-- start Stored data --

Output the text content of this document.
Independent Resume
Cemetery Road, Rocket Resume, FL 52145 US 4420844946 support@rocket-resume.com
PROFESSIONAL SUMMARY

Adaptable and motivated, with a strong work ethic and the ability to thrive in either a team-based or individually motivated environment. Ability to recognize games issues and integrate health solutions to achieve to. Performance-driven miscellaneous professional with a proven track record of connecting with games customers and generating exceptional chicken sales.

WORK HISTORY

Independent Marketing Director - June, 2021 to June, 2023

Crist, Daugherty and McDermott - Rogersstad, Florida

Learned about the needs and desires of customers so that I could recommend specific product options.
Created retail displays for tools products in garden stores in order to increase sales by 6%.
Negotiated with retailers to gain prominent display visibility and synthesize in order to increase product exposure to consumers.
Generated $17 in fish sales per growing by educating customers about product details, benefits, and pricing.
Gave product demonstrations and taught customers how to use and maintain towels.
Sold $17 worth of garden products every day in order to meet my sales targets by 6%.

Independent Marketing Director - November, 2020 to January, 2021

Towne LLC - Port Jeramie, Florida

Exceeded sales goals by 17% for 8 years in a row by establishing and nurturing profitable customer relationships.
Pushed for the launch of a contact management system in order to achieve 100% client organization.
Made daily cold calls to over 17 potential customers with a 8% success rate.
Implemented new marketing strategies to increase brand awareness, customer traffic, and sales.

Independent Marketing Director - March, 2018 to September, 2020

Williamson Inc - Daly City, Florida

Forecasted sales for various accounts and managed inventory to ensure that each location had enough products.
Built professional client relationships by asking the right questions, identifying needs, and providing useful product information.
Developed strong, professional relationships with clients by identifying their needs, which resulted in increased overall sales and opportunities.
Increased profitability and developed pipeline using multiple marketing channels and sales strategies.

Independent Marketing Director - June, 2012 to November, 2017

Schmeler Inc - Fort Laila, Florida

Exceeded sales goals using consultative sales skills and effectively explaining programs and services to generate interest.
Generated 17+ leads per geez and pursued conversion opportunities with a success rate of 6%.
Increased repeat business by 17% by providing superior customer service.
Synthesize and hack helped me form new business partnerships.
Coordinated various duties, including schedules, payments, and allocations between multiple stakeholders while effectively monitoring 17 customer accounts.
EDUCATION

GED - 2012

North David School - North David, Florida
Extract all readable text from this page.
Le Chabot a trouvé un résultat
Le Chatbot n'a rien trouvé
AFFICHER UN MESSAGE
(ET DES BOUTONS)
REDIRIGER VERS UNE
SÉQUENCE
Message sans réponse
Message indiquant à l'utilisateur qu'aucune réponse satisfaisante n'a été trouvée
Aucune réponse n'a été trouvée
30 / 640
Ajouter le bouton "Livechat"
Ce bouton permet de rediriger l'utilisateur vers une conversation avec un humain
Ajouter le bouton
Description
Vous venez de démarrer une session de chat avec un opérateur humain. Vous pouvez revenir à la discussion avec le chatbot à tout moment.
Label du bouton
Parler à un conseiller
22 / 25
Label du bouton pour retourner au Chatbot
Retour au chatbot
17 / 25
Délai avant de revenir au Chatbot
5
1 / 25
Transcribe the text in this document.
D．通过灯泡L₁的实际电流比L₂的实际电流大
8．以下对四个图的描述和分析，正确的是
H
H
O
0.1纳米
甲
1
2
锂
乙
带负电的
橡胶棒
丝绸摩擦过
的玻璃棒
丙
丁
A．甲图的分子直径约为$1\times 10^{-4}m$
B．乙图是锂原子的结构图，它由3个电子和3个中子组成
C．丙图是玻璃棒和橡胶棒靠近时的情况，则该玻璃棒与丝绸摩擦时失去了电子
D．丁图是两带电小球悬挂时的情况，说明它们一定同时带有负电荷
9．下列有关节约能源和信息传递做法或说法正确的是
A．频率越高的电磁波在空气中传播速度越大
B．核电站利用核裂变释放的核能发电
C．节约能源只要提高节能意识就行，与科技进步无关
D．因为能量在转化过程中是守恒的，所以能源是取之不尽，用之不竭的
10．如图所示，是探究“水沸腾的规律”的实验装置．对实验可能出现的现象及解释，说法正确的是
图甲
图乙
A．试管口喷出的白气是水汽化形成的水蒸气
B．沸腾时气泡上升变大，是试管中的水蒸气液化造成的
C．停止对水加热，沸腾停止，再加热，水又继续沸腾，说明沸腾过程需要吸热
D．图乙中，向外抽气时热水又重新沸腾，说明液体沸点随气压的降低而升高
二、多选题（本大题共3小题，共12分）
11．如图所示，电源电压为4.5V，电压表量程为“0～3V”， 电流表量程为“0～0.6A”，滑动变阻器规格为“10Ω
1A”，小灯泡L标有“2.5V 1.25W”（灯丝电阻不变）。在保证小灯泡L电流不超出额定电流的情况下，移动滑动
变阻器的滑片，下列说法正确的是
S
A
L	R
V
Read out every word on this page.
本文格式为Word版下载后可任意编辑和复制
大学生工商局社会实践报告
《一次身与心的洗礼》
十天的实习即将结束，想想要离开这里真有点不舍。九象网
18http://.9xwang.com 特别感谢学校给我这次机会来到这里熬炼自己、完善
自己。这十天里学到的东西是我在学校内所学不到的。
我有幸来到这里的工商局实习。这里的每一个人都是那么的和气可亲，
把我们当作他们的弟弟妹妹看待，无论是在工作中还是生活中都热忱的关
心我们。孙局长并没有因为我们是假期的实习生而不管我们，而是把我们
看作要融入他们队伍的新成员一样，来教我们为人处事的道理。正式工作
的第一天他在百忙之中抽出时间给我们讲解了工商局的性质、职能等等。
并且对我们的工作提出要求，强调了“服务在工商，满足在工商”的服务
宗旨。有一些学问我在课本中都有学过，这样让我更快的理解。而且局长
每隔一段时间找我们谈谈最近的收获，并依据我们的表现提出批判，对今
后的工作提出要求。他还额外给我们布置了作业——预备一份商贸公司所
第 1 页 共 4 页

-- end Stored data --

▶ _Work instructions_: Above are the records; retype every one exactly.

▶ _The response_:
Output the text content of this document.
Independent Resume
Cemetery Road, Rocket Resume, FL 52145 US 4420844946 support@rocket-resume.com
PROFESSIONAL SUMMARY

Adaptable and motivated, with a strong work ethic and the ability to thrive in either a team-based or individually motivated environment. Ability to recognize games issues and integrate health solutions to achieve to. Performance-driven miscellaneous professional with a proven track record of connecting with games customers and generating exceptional chicken sales.

WORK HISTORY

Independent Marketing Director - June, 2021 to June, 2023

Crist, Daugherty and McDermott - Rogersstad, Florida

Learned about the needs and desires of customers so that I could recommend specific product options.
Created retail displays for tools products in garden stores in order to increase sales by 6%.
Negotiated with retailers to gain prominent display visibility and synthesize in order to increase product exposure to consumers.
Generated $17 in fish sales per growing by educating customers about product details, benefits, and pricing.
Gave product demonstrations and taught customers how to use and maintain towels.
Sold $17 worth of garden products every day in order to meet my sales targets by 6%.

Independent Marketing Director - November, 2020 to January, 2021

Towne LLC - Port Jeramie, Florida

Exceeded sales goals by 17% for 8 years in a row by establishing and nurturing profitable customer relationships.
Pushed for the launch of a contact management system in order to achieve 100% client organization.
Made daily cold calls to over 17 potential customers with a 8% success rate.
Implemented new marketing strategies to increase brand awareness, customer traffic, and sales.

Independent Marketing Director - March, 2018 to September, 2020

Williamson Inc - Daly City, Florida

Forecasted sales for various accounts and managed inventory to ensure that each location had enough products.
Built professional client relationships by asking the right questions, identifying needs, and providing useful product information.
Developed strong, professional relationships with clients by identifying their needs, which resulted in increased overall sales and opportunities.
Increased profitability and developed pipeline using multiple marketing channels and sales strategies.

Independent Marketing Director - June, 2012 to November, 2017

Schmeler Inc - Fort Laila, Florida

Exceeded sales goals using consultative sales skills and effectively explaining programs and services to generate interest.
Generated 17+ leads per geez and pursued conversion opportunities with a success rate of 6%.
Increased repeat business by 17% by providing superior customer service.
Synthesize and hack helped me form new business partnerships.
Coordinated various duties, including schedules, payments, and allocations between multiple stakeholders while effectively monitoring 17 customer accounts.
EDUCATION

GED - 2012

North David School - North David, Florida
Extract all readable text from this page.
Le Chabot a trouvé un résultat
Le Chatbot n'a rien trouvé
AFFICHER UN MESSAGE
(ET DES BOUTONS)
REDIRIGER VERS UNE
SÉQUENCE
Message sans réponse
Message indiquant à l'utilisateur qu'aucune réponse satisfaisante n'a été trouvée
Aucune réponse n'a été trouvée
30 / 640
Ajouter le bouton "Livechat"
Ce bouton permet de rediriger l'utilisateur vers une conversation avec un humain
Ajouter le bouton
Description
Vous venez de démarrer une session de chat avec un opérateur humain. Vous pouvez revenir à la discussion avec le chatbot à tout moment.
Label du bouton
Parler à un conseiller
22 / 25
Label du bouton pour retourner au Chatbot
Retour au chatbot
17 / 25
Délai avant de revenir au Chatbot
5
1 / 25
Transcribe the text in this document.
D．通过灯泡L₁的实际电流比L₂的实际电流大
8．以下对四个图的描述和分析，正确的是
H
H
O
0.1纳米
甲
1
2
锂
乙
带负电的
橡胶棒
丝绸摩擦过
的玻璃棒
丙
丁
A．甲图的分子直径约为$1\times 10^{-4}m$
B．乙图是锂原子的结构图，它由3个电子和3个中子组成
C．丙图是玻璃棒和橡胶棒靠近时的情况，则该玻璃棒与丝绸摩擦时失去了电子
D．丁图是两带电小球悬挂时的情况，说明它们一定同时带有负电荷
9．下列有关节约能源和信息传递做法或说法正确的是
A．频率越高的电磁波在空气中传播速度越大
B．核电站利用核裂变释放的核能发电
C．节约能源只要提高节能意识就行，与科技进步无关
D．因为能量在转化过程中是守恒的，所以能源是取之不尽，用之不竭的
10．如图所示，是探究“水沸腾的规律”的实验装置．对实验可能出现的现象及解释，说法正确的是
图甲
图乙
A．试管口喷出的白气是水汽化形成的水蒸气
B．沸腾时气泡上升变大，是试管中的水蒸气液化造成的
C．停止对水加热，沸腾停止，再加热，水又继续沸腾，说明沸腾过程需要吸热
D．图乙中，向外抽气时热水又重新沸腾，说明液体沸点随气压的降低而升高
二、多选题（本大题共3小题，共12分）
11．如图所示，电源电压为4.5V，电压表量程为“0～3V”， 电流表量程为“0～0.6A”，滑动变阻器规格为“10Ω
1A”，小灯泡L标有“2.5V 1.25W”（灯丝电阻不变）。在保证小灯泡L电流不超出额定电流的情况下，移动滑动
变阻器的滑片，下列说法正确的是
S
A
L	R
V
Read out every word on this page.
本文格式为Word版下载后可任意编辑和复制
大学生工商局社会实践报告
《一次身与心的洗礼》
十天的实习即将结束，想想要离开这里真有点不舍。九象网
18http://.9xwang.com 特别感谢学校给我这次机会来到这里熬炼自己、完善
自己。这十天里学到的东西是我在学校内所学不到的。
我有幸来到这里的工商局实习。这里的每一个人都是那么的和气可亲，
把我们当作他们的弟弟妹妹看待，无论是在工作中还是生活中都热忱的关
心我们。孙局长并没有因为我们是假期的实习生而不管我们，而是把我们
看作要融入他们队伍的新成员一样，来教我们为人处事的道理。正式工作
的第一天他在百忙之中抽出时间给我们讲解了工商局的性质、职能等等。
并且对我们的工作提出要求，强调了“服务在工商，满足在工商”的服务
宗旨。有一些学问我在课本中都有学过，这样让我更快的理解。而且局长
每隔一段时间找我们谈谈最近的收获，并依据我们的表现提出批判，对今
后的工作提出要求。他还额外给我们布置了作业——预备一份商贸公司所
第 1 页 共 4 页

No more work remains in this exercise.